Provided records:
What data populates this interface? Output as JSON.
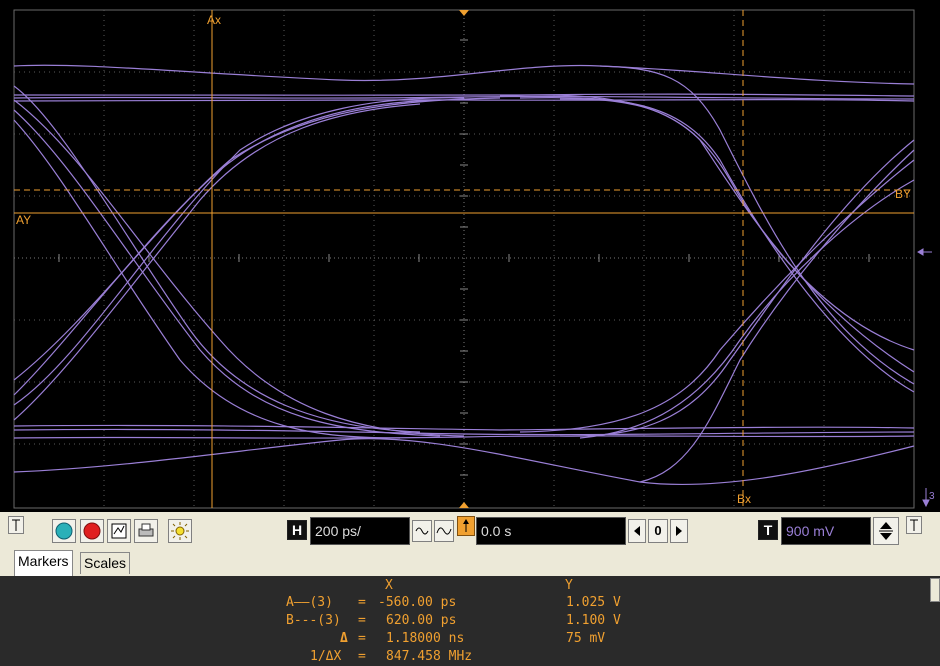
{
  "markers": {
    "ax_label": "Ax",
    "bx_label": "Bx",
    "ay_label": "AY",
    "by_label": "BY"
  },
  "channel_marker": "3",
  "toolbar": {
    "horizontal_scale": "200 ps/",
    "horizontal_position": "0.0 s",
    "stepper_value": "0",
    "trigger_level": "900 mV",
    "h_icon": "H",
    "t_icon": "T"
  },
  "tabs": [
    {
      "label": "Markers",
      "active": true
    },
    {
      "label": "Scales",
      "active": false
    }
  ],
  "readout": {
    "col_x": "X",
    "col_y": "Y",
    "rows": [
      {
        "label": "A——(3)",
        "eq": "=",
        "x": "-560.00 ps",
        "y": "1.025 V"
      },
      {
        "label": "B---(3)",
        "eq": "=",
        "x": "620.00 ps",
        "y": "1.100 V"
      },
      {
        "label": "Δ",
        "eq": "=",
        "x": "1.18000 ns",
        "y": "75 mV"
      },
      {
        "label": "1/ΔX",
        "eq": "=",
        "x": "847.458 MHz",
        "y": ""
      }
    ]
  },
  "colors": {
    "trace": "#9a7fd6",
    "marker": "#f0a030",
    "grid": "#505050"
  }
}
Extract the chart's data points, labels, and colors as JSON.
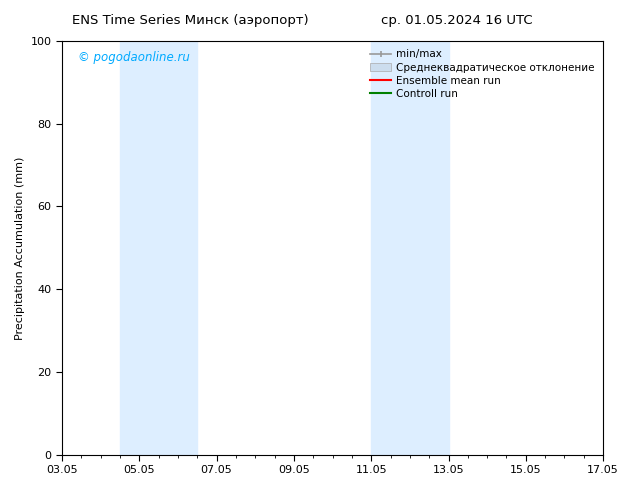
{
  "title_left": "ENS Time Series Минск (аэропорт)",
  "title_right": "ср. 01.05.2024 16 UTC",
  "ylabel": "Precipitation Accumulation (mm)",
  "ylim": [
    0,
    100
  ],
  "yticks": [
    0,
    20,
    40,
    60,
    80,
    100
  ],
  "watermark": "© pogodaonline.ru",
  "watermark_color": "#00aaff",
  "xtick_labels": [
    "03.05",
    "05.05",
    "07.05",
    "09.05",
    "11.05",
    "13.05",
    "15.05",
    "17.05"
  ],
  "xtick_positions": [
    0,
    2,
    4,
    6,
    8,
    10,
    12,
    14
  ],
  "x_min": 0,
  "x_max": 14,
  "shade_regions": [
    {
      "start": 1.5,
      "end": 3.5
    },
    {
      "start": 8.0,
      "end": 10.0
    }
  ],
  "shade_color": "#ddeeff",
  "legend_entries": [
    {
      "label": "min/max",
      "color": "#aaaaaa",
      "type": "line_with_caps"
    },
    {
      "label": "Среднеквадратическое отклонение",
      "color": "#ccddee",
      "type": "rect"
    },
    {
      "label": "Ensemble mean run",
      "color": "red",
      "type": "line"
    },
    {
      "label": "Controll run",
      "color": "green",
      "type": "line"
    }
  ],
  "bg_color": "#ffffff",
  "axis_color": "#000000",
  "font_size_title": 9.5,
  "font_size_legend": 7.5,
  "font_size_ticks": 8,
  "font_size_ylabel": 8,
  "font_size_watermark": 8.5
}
* * *
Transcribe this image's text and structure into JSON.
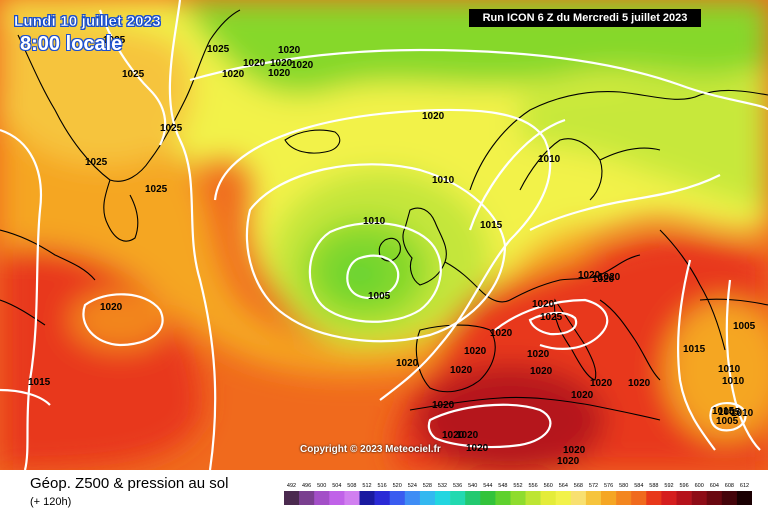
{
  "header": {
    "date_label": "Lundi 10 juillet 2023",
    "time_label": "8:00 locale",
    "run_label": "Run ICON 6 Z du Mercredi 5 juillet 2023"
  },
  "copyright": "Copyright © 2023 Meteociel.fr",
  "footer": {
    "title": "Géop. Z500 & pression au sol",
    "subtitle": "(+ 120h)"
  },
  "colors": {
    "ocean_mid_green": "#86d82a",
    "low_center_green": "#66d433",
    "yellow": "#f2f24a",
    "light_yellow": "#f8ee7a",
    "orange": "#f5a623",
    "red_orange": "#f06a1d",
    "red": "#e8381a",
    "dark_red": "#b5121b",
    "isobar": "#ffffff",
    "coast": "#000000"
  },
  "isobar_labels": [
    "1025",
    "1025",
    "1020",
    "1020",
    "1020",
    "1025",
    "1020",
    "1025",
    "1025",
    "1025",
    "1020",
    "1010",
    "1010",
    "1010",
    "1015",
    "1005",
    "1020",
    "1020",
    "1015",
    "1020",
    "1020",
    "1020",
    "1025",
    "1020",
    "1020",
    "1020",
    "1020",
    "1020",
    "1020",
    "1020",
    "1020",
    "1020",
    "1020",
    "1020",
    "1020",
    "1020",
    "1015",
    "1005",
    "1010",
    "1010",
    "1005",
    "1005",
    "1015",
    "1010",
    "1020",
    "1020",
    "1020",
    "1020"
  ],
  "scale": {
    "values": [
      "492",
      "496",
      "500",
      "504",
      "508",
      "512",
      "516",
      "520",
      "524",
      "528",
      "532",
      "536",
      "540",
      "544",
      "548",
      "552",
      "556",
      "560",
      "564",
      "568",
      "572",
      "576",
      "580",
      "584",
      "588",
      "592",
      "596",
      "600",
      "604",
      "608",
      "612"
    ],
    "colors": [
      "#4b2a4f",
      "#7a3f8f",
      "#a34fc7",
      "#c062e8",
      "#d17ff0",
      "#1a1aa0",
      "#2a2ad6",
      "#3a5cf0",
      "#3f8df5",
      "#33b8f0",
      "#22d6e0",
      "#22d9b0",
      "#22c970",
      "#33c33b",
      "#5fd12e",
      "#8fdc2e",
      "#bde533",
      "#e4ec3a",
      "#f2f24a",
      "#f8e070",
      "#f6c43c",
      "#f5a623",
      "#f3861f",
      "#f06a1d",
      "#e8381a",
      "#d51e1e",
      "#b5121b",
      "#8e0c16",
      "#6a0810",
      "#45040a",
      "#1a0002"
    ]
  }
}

Task to complete: Return all lines containing "colors".

Reply:
  "colors": {
Extract the chart's data points, labels, and colors as JSON.
  "colors": {
    "colors": [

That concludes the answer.